* START SUPPLIED MATERIAL *

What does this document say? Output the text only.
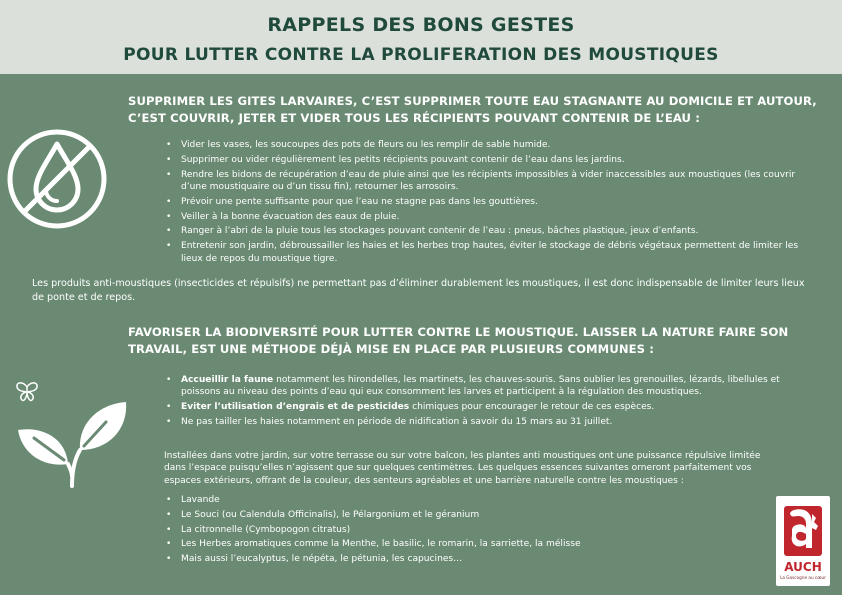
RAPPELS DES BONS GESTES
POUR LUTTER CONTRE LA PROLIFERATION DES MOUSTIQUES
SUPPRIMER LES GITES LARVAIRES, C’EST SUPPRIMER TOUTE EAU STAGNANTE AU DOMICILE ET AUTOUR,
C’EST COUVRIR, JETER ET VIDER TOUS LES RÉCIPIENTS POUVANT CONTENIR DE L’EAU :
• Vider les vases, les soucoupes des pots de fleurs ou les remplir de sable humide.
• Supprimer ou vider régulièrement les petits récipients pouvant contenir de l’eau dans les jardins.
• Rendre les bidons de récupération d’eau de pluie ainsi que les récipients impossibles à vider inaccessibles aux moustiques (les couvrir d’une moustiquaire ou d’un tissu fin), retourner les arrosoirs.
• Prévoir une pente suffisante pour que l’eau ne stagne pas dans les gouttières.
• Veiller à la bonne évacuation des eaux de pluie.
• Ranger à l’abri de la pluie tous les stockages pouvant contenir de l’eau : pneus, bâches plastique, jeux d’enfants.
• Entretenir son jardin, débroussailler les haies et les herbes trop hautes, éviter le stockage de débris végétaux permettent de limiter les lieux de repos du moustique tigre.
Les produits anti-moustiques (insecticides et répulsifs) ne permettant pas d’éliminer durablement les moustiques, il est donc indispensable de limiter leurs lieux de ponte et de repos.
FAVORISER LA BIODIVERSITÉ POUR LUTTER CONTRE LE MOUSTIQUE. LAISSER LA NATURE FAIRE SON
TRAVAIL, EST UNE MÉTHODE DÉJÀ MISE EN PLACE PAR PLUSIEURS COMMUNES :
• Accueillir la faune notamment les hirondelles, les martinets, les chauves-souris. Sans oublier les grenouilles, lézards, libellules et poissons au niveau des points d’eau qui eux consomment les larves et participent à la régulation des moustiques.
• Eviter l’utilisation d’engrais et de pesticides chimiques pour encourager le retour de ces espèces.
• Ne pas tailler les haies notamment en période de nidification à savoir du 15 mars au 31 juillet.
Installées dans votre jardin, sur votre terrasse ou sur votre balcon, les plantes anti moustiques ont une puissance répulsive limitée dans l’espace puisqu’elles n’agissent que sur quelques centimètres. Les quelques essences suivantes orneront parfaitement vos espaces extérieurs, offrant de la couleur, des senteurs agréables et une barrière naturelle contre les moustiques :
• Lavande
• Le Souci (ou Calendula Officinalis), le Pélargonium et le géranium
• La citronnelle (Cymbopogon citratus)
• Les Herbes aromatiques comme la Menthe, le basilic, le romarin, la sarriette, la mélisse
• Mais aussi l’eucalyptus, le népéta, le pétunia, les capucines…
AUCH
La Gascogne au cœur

* END SUPPLIED MATERIAL *

● **JOB**: Look through the entries above and list every line containing "LUTTER".

● **EXERCISE OUTPUT**:
POUR LUTTER CONTRE LA PROLIFERATION DES MOUSTIQUES
FAVORISER LA BIODIVERSITÉ POUR LUTTER CONTRE LE MOUSTIQUE. LAISSER LA NATURE FAIRE SON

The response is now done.